▶ _Work to be completed_
How many of the lines below contain "this"? Answer with that number alone.

▶ _Provided records_
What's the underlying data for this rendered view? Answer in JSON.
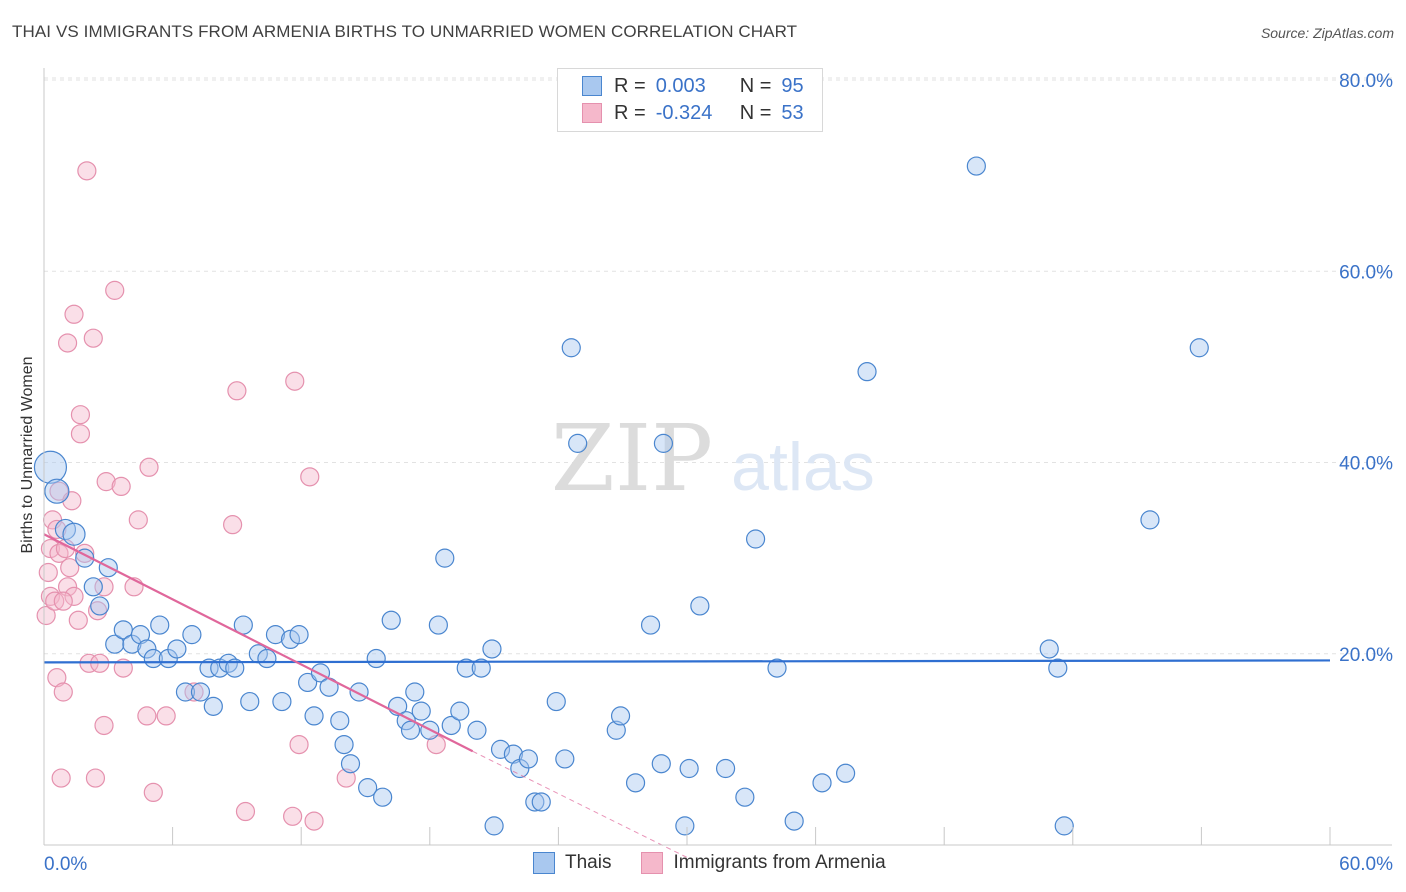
{
  "header": {
    "title": "THAI VS IMMIGRANTS FROM ARMENIA BIRTHS TO UNMARRIED WOMEN CORRELATION CHART",
    "source": "Source: ZipAtlas.com"
  },
  "watermark": {
    "zip": "ZIP",
    "atlas": "atlas"
  },
  "legend": {
    "r_label": "R =",
    "n_label": "N =",
    "series": [
      {
        "r": "0.003",
        "n": "95"
      },
      {
        "r": "-0.324",
        "n": "53"
      }
    ]
  },
  "colors": {
    "thais_fill": "#a9c8ef",
    "thais_stroke": "#4a86cf",
    "thais_line": "#2f6fd1",
    "armenia_fill": "#f5b8cb",
    "armenia_stroke": "#e591ae",
    "armenia_line": "#e0679b",
    "axis_label": "#3a72c8"
  },
  "chart_data": {
    "type": "scatter",
    "title": "THAI VS IMMIGRANTS FROM ARMENIA BIRTHS TO UNMARRIED WOMEN CORRELATION CHART",
    "xlabel": "",
    "ylabel": "Births to Unmarried Women",
    "xlim": [
      0,
      60
    ],
    "ylim": [
      0,
      80
    ],
    "x_tick_labels": [
      "0.0%",
      "60.0%"
    ],
    "y_ticks": [
      20,
      40,
      60,
      80
    ],
    "y_tick_labels": [
      "20.0%",
      "40.0%",
      "60.0%",
      "80.0%"
    ],
    "grid": true,
    "series": [
      {
        "name": "Thais",
        "r": 0.003,
        "n": 95,
        "trend": {
          "x0": 0,
          "y0": 19.1,
          "x1": 60,
          "y1": 19.3
        },
        "points": [
          [
            0.3,
            39.5,
            16
          ],
          [
            0.6,
            37,
            12
          ],
          [
            1.0,
            33,
            10
          ],
          [
            1.4,
            32.5,
            11
          ],
          [
            1.9,
            30,
            9
          ],
          [
            2.3,
            27,
            9
          ],
          [
            2.6,
            25,
            9
          ],
          [
            3.0,
            29,
            9
          ],
          [
            3.3,
            21,
            9
          ],
          [
            3.7,
            22.5,
            9
          ],
          [
            4.1,
            21,
            9
          ],
          [
            4.5,
            22,
            9
          ],
          [
            4.8,
            20.5,
            9
          ],
          [
            5.1,
            19.5,
            9
          ],
          [
            5.4,
            23,
            9
          ],
          [
            5.8,
            19.5,
            9
          ],
          [
            6.2,
            20.5,
            9
          ],
          [
            6.6,
            16,
            9
          ],
          [
            6.9,
            22,
            9
          ],
          [
            7.3,
            16,
            9
          ],
          [
            7.7,
            18.5,
            9
          ],
          [
            7.9,
            14.5,
            9
          ],
          [
            8.2,
            18.5,
            9
          ],
          [
            8.6,
            19,
            9
          ],
          [
            8.9,
            18.5,
            9
          ],
          [
            9.3,
            23,
            9
          ],
          [
            9.6,
            15,
            9
          ],
          [
            10.0,
            20,
            9
          ],
          [
            10.4,
            19.5,
            9
          ],
          [
            10.8,
            22,
            9
          ],
          [
            11.1,
            15,
            9
          ],
          [
            11.5,
            21.5,
            9
          ],
          [
            11.9,
            22,
            9
          ],
          [
            12.3,
            17,
            9
          ],
          [
            12.6,
            13.5,
            9
          ],
          [
            12.9,
            18,
            9
          ],
          [
            13.3,
            16.5,
            9
          ],
          [
            13.8,
            13,
            9
          ],
          [
            14.0,
            10.5,
            9
          ],
          [
            14.3,
            8.5,
            9
          ],
          [
            14.7,
            16,
            9
          ],
          [
            15.1,
            6,
            9
          ],
          [
            15.5,
            19.5,
            9
          ],
          [
            15.8,
            5,
            9
          ],
          [
            16.2,
            23.5,
            9
          ],
          [
            16.5,
            14.5,
            9
          ],
          [
            16.9,
            13,
            9
          ],
          [
            17.1,
            12,
            9
          ],
          [
            17.3,
            16,
            9
          ],
          [
            17.6,
            14,
            9
          ],
          [
            18.0,
            12,
            9
          ],
          [
            18.4,
            23,
            9
          ],
          [
            18.7,
            30,
            9
          ],
          [
            19.0,
            12.5,
            9
          ],
          [
            19.4,
            14,
            9
          ],
          [
            19.7,
            18.5,
            9
          ],
          [
            20.2,
            12,
            9
          ],
          [
            20.4,
            18.5,
            9
          ],
          [
            20.9,
            20.5,
            9
          ],
          [
            21.3,
            10,
            9
          ],
          [
            21.9,
            9.5,
            9
          ],
          [
            22.2,
            8,
            9
          ],
          [
            22.6,
            9,
            9
          ],
          [
            22.9,
            4.5,
            9
          ],
          [
            23.2,
            4.5,
            9
          ],
          [
            23.9,
            15,
            9
          ],
          [
            24.3,
            9,
            9
          ],
          [
            21.0,
            2,
            9
          ],
          [
            24.6,
            52,
            9
          ],
          [
            24.9,
            42,
            9
          ],
          [
            26.7,
            12,
            9
          ],
          [
            26.9,
            13.5,
            9
          ],
          [
            27.6,
            6.5,
            9
          ],
          [
            28.3,
            23,
            9
          ],
          [
            28.8,
            8.5,
            9
          ],
          [
            28.9,
            42,
            9
          ],
          [
            29.9,
            2,
            9
          ],
          [
            30.1,
            8,
            9
          ],
          [
            30.6,
            25,
            9
          ],
          [
            31.8,
            8,
            9
          ],
          [
            32.7,
            5,
            9
          ],
          [
            33.2,
            32,
            9
          ],
          [
            34.2,
            18.5,
            9
          ],
          [
            35.0,
            2.5,
            9
          ],
          [
            36.3,
            6.5,
            9
          ],
          [
            37.4,
            7.5,
            9
          ],
          [
            38.4,
            49.5,
            9
          ],
          [
            43.5,
            71,
            9
          ],
          [
            46.9,
            20.5,
            9
          ],
          [
            47.3,
            18.5,
            9
          ],
          [
            47.6,
            2,
            9
          ],
          [
            51.6,
            34,
            9
          ],
          [
            53.9,
            52,
            9
          ]
        ]
      },
      {
        "name": "Immigrants from Armenia",
        "r": -0.324,
        "n": 53,
        "trend": {
          "x0": 0,
          "y0": 32.5,
          "x1": 20,
          "y1": 9.8,
          "dash_to_x": 30,
          "dash_to_y": -1.3
        },
        "points": [
          [
            0.1,
            24,
            9
          ],
          [
            0.2,
            28.5,
            9
          ],
          [
            0.3,
            31,
            9
          ],
          [
            0.3,
            26,
            9
          ],
          [
            0.4,
            34,
            9
          ],
          [
            0.5,
            25.5,
            9
          ],
          [
            0.6,
            33,
            9
          ],
          [
            0.7,
            37,
            9
          ],
          [
            0.7,
            30.5,
            9
          ],
          [
            0.6,
            17.5,
            9
          ],
          [
            0.8,
            7,
            9
          ],
          [
            0.9,
            16,
            9
          ],
          [
            1.0,
            31,
            9
          ],
          [
            1.1,
            27,
            9
          ],
          [
            1.1,
            52.5,
            9
          ],
          [
            1.2,
            29,
            9
          ],
          [
            1.3,
            36,
            9
          ],
          [
            1.4,
            26,
            9
          ],
          [
            1.4,
            55.5,
            9
          ],
          [
            1.6,
            23.5,
            9
          ],
          [
            1.7,
            45,
            9
          ],
          [
            1.7,
            43,
            9
          ],
          [
            1.9,
            30.5,
            9
          ],
          [
            2.0,
            70.5,
            9
          ],
          [
            2.1,
            19,
            9
          ],
          [
            2.3,
            53,
            9
          ],
          [
            2.4,
            7,
            9
          ],
          [
            2.5,
            24.5,
            9
          ],
          [
            2.6,
            19,
            9
          ],
          [
            2.8,
            12.5,
            9
          ],
          [
            2.8,
            27,
            9
          ],
          [
            2.9,
            38,
            9
          ],
          [
            3.3,
            58,
            9
          ],
          [
            3.6,
            37.5,
            9
          ],
          [
            3.7,
            18.5,
            9
          ],
          [
            4.2,
            27,
            9
          ],
          [
            4.4,
            34,
            9
          ],
          [
            4.8,
            13.5,
            9
          ],
          [
            4.9,
            39.5,
            9
          ],
          [
            5.1,
            5.5,
            9
          ],
          [
            5.7,
            13.5,
            9
          ],
          [
            7.0,
            16,
            9
          ],
          [
            8.8,
            33.5,
            9
          ],
          [
            9.0,
            47.5,
            9
          ],
          [
            9.4,
            3.5,
            9
          ],
          [
            11.6,
            3,
            9
          ],
          [
            11.7,
            48.5,
            9
          ],
          [
            11.9,
            10.5,
            9
          ],
          [
            12.4,
            38.5,
            9
          ],
          [
            12.6,
            2.5,
            9
          ],
          [
            14.1,
            7,
            9
          ],
          [
            18.3,
            10.5,
            9
          ],
          [
            0.9,
            25.5,
            9
          ]
        ]
      }
    ]
  },
  "bottom_legend": [
    "Thais",
    "Immigrants from Armenia"
  ]
}
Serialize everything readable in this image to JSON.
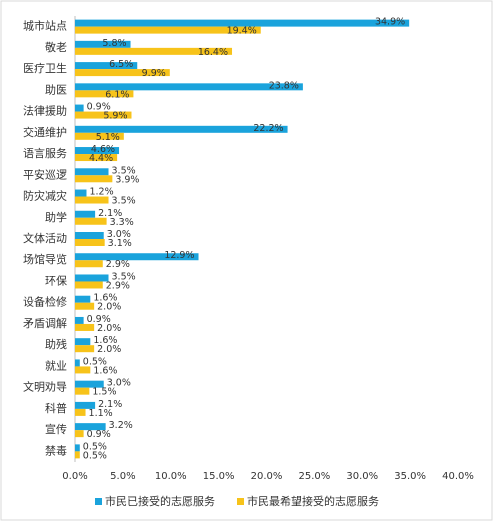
{
  "chart_data": {
    "type": "bar",
    "orientation": "horizontal",
    "categories": [
      "城市站点",
      "敬老",
      "医疗卫生",
      "助医",
      "法律援助",
      "交通维护",
      "语言服务",
      "平安巡逻",
      "防灾减灾",
      "助学",
      "文体活动",
      "场馆导览",
      "环保",
      "设备检修",
      "矛盾调解",
      "助残",
      "就业",
      "文明劝导",
      "科普",
      "宣传",
      "禁毒"
    ],
    "series": [
      {
        "name": "市民已接受的志愿服务",
        "color": "#1aa3dc",
        "values": [
          34.9,
          5.8,
          6.5,
          23.8,
          0.9,
          22.2,
          4.6,
          3.5,
          1.2,
          2.1,
          3.0,
          12.9,
          3.5,
          1.6,
          0.9,
          1.6,
          0.5,
          3.0,
          2.1,
          3.2,
          0.5
        ],
        "value_labels": [
          "34.9%",
          "5.8%",
          "6.5%",
          "23.8%",
          "0.9%",
          "22.2%",
          "4.6%",
          "3.5%",
          "1.2%",
          "2.1%",
          "3.0%",
          "12.9%",
          "3.5%",
          "1.6%",
          "0.9%",
          "1.6%",
          "0.5%",
          "3.0%",
          "2.1%",
          "3.2%",
          "0.5%"
        ]
      },
      {
        "name": "市民最希望接受的志愿服务",
        "color": "#f7c31a",
        "values": [
          19.4,
          16.4,
          9.9,
          6.1,
          5.9,
          5.1,
          4.4,
          3.9,
          3.5,
          3.3,
          3.1,
          2.9,
          2.9,
          2.0,
          2.0,
          2.0,
          1.6,
          1.5,
          1.1,
          0.9,
          0.5
        ],
        "value_labels": [
          "19.4%",
          "16.4%",
          "9.9%",
          "6.1%",
          "5.9%",
          "5.1%",
          "4.4%",
          "3.9%",
          "3.5%",
          "3.3%",
          "3.1%",
          "2.9%",
          "2.9%",
          "2.0%",
          "2.0%",
          "2.0%",
          "1.6%",
          "1.5%",
          "1.1%",
          "0.9%",
          "0.5%"
        ]
      }
    ],
    "xlim": [
      0,
      40
    ],
    "xticks": [
      {
        "value": 0,
        "label": "0.0%"
      },
      {
        "value": 5,
        "label": "5.0%"
      },
      {
        "value": 10,
        "label": "10.0%"
      },
      {
        "value": 15,
        "label": "15.0%"
      },
      {
        "value": 20,
        "label": "20.0%"
      },
      {
        "value": 25,
        "label": "25.0%"
      },
      {
        "value": 30,
        "label": "30.0%"
      },
      {
        "value": 35,
        "label": "35.0%"
      },
      {
        "value": 40,
        "label": "40.0%"
      }
    ],
    "grid": false,
    "legend": "bottom"
  }
}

▶ _Expected answer_
2